Records supplied
**********
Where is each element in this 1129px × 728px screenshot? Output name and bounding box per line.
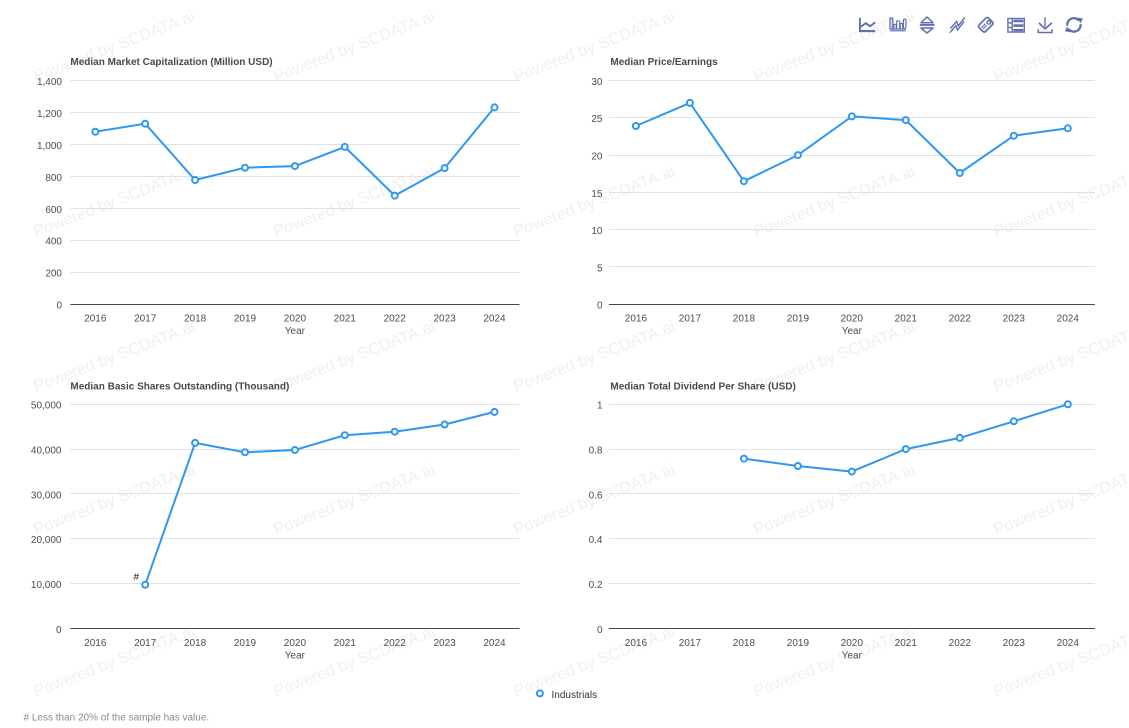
svg-text:2017: 2017 — [134, 638, 157, 649]
svg-text:Median Total Dividend Per Shar: Median Total Dividend Per Share (USD) — [610, 382, 795, 393]
svg-text:0: 0 — [597, 301, 603, 312]
svg-text:0.6: 0.6 — [589, 490, 603, 501]
svg-text:0.4: 0.4 — [589, 535, 603, 546]
svg-text:200: 200 — [45, 269, 62, 280]
svg-text:0.8: 0.8 — [589, 446, 603, 457]
svg-text:2017: 2017 — [134, 314, 157, 325]
svg-text:2016: 2016 — [84, 638, 107, 649]
svg-text:2022: 2022 — [384, 314, 407, 325]
svg-text:2021: 2021 — [895, 638, 918, 649]
svg-text:2019: 2019 — [234, 314, 257, 325]
svg-text:0: 0 — [56, 301, 62, 312]
svg-text:0: 0 — [597, 625, 603, 636]
svg-text:# Less than 20% of the sample: # Less than 20% of the sample has value. — [24, 712, 210, 723]
svg-text:0.2: 0.2 — [589, 580, 603, 591]
svg-text:2020: 2020 — [284, 638, 307, 649]
svg-text:2019: 2019 — [234, 638, 257, 649]
svg-text:2022: 2022 — [949, 638, 972, 649]
svg-text:2024: 2024 — [1057, 638, 1080, 649]
svg-text:1,400: 1,400 — [37, 77, 62, 88]
svg-text:Year: Year — [285, 326, 306, 337]
svg-text:2021: 2021 — [895, 314, 918, 325]
svg-text:Median Basic Shares Outstandin: Median Basic Shares Outstanding (Thousan… — [70, 382, 289, 393]
svg-text:2018: 2018 — [184, 314, 207, 325]
svg-text:20: 20 — [591, 152, 603, 163]
svg-text:2023: 2023 — [433, 314, 456, 325]
svg-text:1,000: 1,000 — [37, 141, 62, 152]
svg-text:30,000: 30,000 — [31, 490, 62, 501]
svg-text:2016: 2016 — [625, 314, 648, 325]
svg-text:#: # — [134, 572, 140, 583]
svg-text:1,200: 1,200 — [37, 109, 62, 120]
svg-text:2018: 2018 — [733, 638, 756, 649]
svg-text:Median Price/Earnings: Median Price/Earnings — [610, 57, 718, 68]
svg-text:2019: 2019 — [787, 638, 810, 649]
svg-text:40,000: 40,000 — [31, 446, 62, 457]
svg-text:2022: 2022 — [384, 638, 407, 649]
svg-text:2017: 2017 — [679, 314, 702, 325]
svg-text:400: 400 — [45, 237, 62, 248]
svg-text:2022: 2022 — [949, 314, 972, 325]
svg-text:2018: 2018 — [184, 638, 207, 649]
svg-text:Median Market Capitalization (: Median Market Capitalization (Million US… — [70, 57, 272, 68]
svg-text:10,000: 10,000 — [31, 580, 62, 591]
svg-text:Year: Year — [842, 326, 863, 337]
svg-text:10: 10 — [591, 226, 603, 237]
svg-text:20,000: 20,000 — [31, 535, 62, 546]
svg-text:800: 800 — [45, 173, 62, 184]
svg-text:2020: 2020 — [284, 314, 307, 325]
svg-text:5: 5 — [597, 263, 603, 274]
svg-text:Year: Year — [285, 651, 306, 662]
svg-text:2021: 2021 — [334, 314, 357, 325]
svg-text:2016: 2016 — [625, 638, 648, 649]
svg-text:2021: 2021 — [334, 638, 357, 649]
svg-text:2023: 2023 — [1003, 638, 1026, 649]
svg-text:0: 0 — [56, 625, 62, 636]
svg-text:50,000: 50,000 — [31, 401, 62, 412]
svg-text:2018: 2018 — [733, 314, 756, 325]
svg-text:2023: 2023 — [433, 638, 456, 649]
svg-text:30: 30 — [591, 77, 603, 88]
svg-text:2024: 2024 — [483, 314, 506, 325]
svg-text:25: 25 — [591, 114, 603, 125]
svg-text:Year: Year — [842, 651, 863, 662]
svg-text:15: 15 — [591, 189, 603, 200]
svg-text:2020: 2020 — [841, 314, 864, 325]
svg-text:2017: 2017 — [679, 638, 702, 649]
svg-text:2019: 2019 — [787, 314, 810, 325]
svg-text:2024: 2024 — [483, 638, 506, 649]
svg-text:2020: 2020 — [841, 638, 864, 649]
svg-text:1: 1 — [597, 401, 603, 412]
svg-text:2023: 2023 — [1003, 314, 1026, 325]
svg-text:600: 600 — [45, 205, 62, 216]
svg-text:2024: 2024 — [1057, 314, 1080, 325]
svg-text:2016: 2016 — [84, 314, 107, 325]
svg-text:Industrials: Industrials — [552, 690, 598, 701]
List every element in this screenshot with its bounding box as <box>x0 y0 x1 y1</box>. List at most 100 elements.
**********
Challenge
Gather every line of the data above that contains the string "screenshot", counting only matches with the same capitalization.

Completed task
Where is each element in this 1129px × 728px screenshot? Output name and bounding box per line.
List every element in this screenshot with its bounding box as <box>x0 y0 x1 y1</box>. List at most 100 elements.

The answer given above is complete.